**Written task:** Write out the listing exactly as it is given.

**Given records:**
* * *

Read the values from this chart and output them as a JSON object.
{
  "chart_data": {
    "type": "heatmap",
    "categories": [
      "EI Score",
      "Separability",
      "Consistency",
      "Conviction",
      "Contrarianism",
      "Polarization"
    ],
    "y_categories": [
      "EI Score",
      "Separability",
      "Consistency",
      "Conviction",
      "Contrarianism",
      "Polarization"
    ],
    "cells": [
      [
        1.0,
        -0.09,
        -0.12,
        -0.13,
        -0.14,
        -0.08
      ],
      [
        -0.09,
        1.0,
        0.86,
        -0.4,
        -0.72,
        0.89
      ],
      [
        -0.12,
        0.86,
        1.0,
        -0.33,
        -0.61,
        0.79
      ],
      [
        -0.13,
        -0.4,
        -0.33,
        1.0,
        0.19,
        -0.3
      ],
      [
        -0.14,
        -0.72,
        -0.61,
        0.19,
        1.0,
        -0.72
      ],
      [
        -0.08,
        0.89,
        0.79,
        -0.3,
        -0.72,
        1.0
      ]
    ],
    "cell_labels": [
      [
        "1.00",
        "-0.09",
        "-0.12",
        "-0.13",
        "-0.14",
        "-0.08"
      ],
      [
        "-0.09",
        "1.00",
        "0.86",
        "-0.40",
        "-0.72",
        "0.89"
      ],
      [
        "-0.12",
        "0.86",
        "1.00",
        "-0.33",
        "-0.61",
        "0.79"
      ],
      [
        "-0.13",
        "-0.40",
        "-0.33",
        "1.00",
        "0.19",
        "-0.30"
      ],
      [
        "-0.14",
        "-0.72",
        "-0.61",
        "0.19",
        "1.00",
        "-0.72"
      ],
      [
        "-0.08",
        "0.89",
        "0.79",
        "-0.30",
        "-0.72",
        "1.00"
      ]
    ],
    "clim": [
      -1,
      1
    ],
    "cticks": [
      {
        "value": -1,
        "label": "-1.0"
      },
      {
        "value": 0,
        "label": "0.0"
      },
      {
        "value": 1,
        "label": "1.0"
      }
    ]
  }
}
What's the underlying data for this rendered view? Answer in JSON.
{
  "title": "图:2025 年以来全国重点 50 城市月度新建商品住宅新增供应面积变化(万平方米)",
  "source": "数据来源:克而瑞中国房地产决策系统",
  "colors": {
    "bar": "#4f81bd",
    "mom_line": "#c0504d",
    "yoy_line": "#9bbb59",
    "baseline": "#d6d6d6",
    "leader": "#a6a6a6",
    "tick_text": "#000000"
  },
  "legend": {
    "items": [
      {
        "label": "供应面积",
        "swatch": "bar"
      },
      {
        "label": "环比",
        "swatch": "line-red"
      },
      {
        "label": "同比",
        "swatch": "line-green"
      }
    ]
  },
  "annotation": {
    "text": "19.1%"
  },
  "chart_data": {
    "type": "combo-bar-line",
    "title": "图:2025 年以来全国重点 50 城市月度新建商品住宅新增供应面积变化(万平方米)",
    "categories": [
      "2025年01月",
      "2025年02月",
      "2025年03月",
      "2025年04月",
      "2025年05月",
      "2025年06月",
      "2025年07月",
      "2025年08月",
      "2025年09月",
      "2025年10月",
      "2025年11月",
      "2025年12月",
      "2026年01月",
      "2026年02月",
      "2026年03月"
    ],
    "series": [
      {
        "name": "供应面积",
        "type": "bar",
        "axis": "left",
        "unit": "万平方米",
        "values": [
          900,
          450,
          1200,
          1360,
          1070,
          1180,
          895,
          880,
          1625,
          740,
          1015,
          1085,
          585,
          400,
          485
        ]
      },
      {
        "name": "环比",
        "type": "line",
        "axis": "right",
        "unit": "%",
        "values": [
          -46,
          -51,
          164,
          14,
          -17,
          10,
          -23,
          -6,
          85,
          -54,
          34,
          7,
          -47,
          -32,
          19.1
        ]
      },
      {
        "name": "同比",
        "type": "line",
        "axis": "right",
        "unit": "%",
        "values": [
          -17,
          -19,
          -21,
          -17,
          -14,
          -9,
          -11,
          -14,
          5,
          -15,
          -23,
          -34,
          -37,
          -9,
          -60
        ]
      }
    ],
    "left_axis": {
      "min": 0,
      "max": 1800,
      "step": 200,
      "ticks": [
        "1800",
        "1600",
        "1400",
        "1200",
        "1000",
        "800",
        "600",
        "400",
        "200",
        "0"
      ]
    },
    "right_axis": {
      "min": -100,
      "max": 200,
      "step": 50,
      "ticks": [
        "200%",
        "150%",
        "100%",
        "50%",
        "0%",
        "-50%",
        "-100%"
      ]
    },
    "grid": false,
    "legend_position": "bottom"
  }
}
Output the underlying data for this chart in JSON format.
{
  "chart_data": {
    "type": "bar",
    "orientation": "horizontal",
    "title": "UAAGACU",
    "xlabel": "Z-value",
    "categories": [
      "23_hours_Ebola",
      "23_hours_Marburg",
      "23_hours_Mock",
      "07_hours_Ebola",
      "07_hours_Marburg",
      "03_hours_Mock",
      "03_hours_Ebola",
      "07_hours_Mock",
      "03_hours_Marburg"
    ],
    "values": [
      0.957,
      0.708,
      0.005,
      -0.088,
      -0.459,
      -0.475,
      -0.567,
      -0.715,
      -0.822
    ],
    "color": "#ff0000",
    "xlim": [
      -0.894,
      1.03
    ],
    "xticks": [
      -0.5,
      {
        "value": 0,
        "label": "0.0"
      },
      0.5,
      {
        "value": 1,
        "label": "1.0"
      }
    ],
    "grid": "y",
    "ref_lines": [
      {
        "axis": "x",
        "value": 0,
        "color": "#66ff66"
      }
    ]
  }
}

* * *

**Response to the exercise:**
Read the values from this chart and output them as a JSON object.
{
  "chart_data": {
    "type": "heatmap",
    "categories": [
      "EI Score",
      "Separability",
      "Consistency",
      "Conviction",
      "Contrarianism",
      "Polarization"
    ],
    "y_categories": [
      "EI Score",
      "Separability",
      "Consistency",
      "Conviction",
      "Contrarianism",
      "Polarization"
    ],
    "cells": [
      [
        1.0,
        -0.09,
        -0.12,
        -0.13,
        -0.14,
        -0.08
      ],
      [
        -0.09,
        1.0,
        0.86,
        -0.4,
        -0.72,
        0.89
      ],
      [
        -0.12,
        0.86,
        1.0,
        -0.33,
        -0.61,
        0.79
      ],
      [
        -0.13,
        -0.4,
        -0.33,
        1.0,
        0.19,
        -0.3
      ],
      [
        -0.14,
        -0.72,
        -0.61,
        0.19,
        1.0,
        -0.72
      ],
      [
        -0.08,
        0.89,
        0.79,
        -0.3,
        -0.72,
        1.0
      ]
    ],
    "cell_labels": [
      [
        "1.00",
        "-0.09",
        "-0.12",
        "-0.13",
        "-0.14",
        "-0.08"
      ],
      [
        "-0.09",
        "1.00",
        "0.86",
        "-0.40",
        "-0.72",
        "0.89"
      ],
      [
        "-0.12",
        "0.86",
        "1.00",
        "-0.33",
        "-0.61",
        "0.79"
      ],
      [
        "-0.13",
        "-0.40",
        "-0.33",
        "1.00",
        "0.19",
        "-0.30"
      ],
      [
        "-0.14",
        "-0.72",
        "-0.61",
        "0.19",
        "1.00",
        "-0.72"
      ],
      [
        "-0.08",
        "0.89",
        "0.79",
        "-0.30",
        "-0.72",
        "1.00"
      ]
    ],
    "clim": [
      -1,
      1
    ],
    "cticks": [
      {
        "value": -1,
        "label": "-1.0"
      },
      {
        "value": 0,
        "label": "0.0"
      },
      {
        "value": 1,
        "label": "1.0"
      }
    ]
  }
}
What's the underlying data for this rendered view? Answer in JSON.
{
  "title": "图:2025 年以来全国重点 50 城市月度新建商品住宅新增供应面积变化(万平方米)",
  "source": "数据来源:克而瑞中国房地产决策系统",
  "colors": {
    "bar": "#4f81bd",
    "mom_line": "#c0504d",
    "yoy_line": "#9bbb59",
    "baseline": "#d6d6d6",
    "leader": "#a6a6a6",
    "tick_text": "#000000"
  },
  "legend": {
    "items": [
      {
        "label": "供应面积",
        "swatch": "bar"
      },
      {
        "label": "环比",
        "swatch": "line-red"
      },
      {
        "label": "同比",
        "swatch": "line-green"
      }
    ]
  },
  "annotation": {
    "text": "19.1%"
  },
  "chart_data": {
    "type": "combo-bar-line",
    "title": "图:2025 年以来全国重点 50 城市月度新建商品住宅新增供应面积变化(万平方米)",
    "categories": [
      "2025年01月",
      "2025年02月",
      "2025年03月",
      "2025年04月",
      "2025年05月",
      "2025年06月",
      "2025年07月",
      "2025年08月",
      "2025年09月",
      "2025年10月",
      "2025年11月",
      "2025年12月",
      "2026年01月",
      "2026年02月",
      "2026年03月"
    ],
    "series": [
      {
        "name": "供应面积",
        "type": "bar",
        "axis": "left",
        "unit": "万平方米",
        "values": [
          900,
          450,
          1200,
          1360,
          1070,
          1180,
          895,
          880,
          1625,
          740,
          1015,
          1085,
          585,
          400,
          485
        ]
      },
      {
        "name": "环比",
        "type": "line",
        "axis": "right",
        "unit": "%",
        "values": [
          -46,
          -51,
          164,
          14,
          -17,
          10,
          -23,
          -6,
          85,
          -54,
          34,
          7,
          -47,
          -32,
          19.1
        ]
      },
      {
        "name": "同比",
        "type": "line",
        "axis": "right",
        "unit": "%",
        "values": [
          -17,
          -19,
          -21,
          -17,
          -14,
          -9,
          -11,
          -14,
          5,
          -15,
          -23,
          -34,
          -37,
          -9,
          -60
        ]
      }
    ],
    "left_axis": {
      "min": 0,
      "max": 1800,
      "step": 200,
      "ticks": [
        "1800",
        "1600",
        "1400",
        "1200",
        "1000",
        "800",
        "600",
        "400",
        "200",
        "0"
      ]
    },
    "right_axis": {
      "min": -100,
      "max": 200,
      "step": 50,
      "ticks": [
        "200%",
        "150%",
        "100%",
        "50%",
        "0%",
        "-50%",
        "-100%"
      ]
    },
    "grid": false,
    "legend_position": "bottom"
  }
}
Output the underlying data for this chart in JSON format.
{
  "chart_data": {
    "type": "bar",
    "orientation": "horizontal",
    "title": "UAAGACU",
    "xlabel": "Z-value",
    "categories": [
      "23_hours_Ebola",
      "23_hours_Marburg",
      "23_hours_Mock",
      "07_hours_Ebola",
      "07_hours_Marburg",
      "03_hours_Mock",
      "03_hours_Ebola",
      "07_hours_Mock",
      "03_hours_Marburg"
    ],
    "values": [
      0.957,
      0.708,
      0.005,
      -0.088,
      -0.459,
      -0.475,
      -0.567,
      -0.715,
      -0.822
    ],
    "color": "#ff0000",
    "xlim": [
      -0.894,
      1.03
    ],
    "xticks": [
      -0.5,
      {
        "value": 0,
        "label": "0.0"
      },
      0.5,
      {
        "value": 1,
        "label": "1.0"
      }
    ],
    "grid": "y",
    "ref_lines": [
      {
        "axis": "x",
        "value": 0,
        "color": "#66ff66"
      }
    ]
  }
}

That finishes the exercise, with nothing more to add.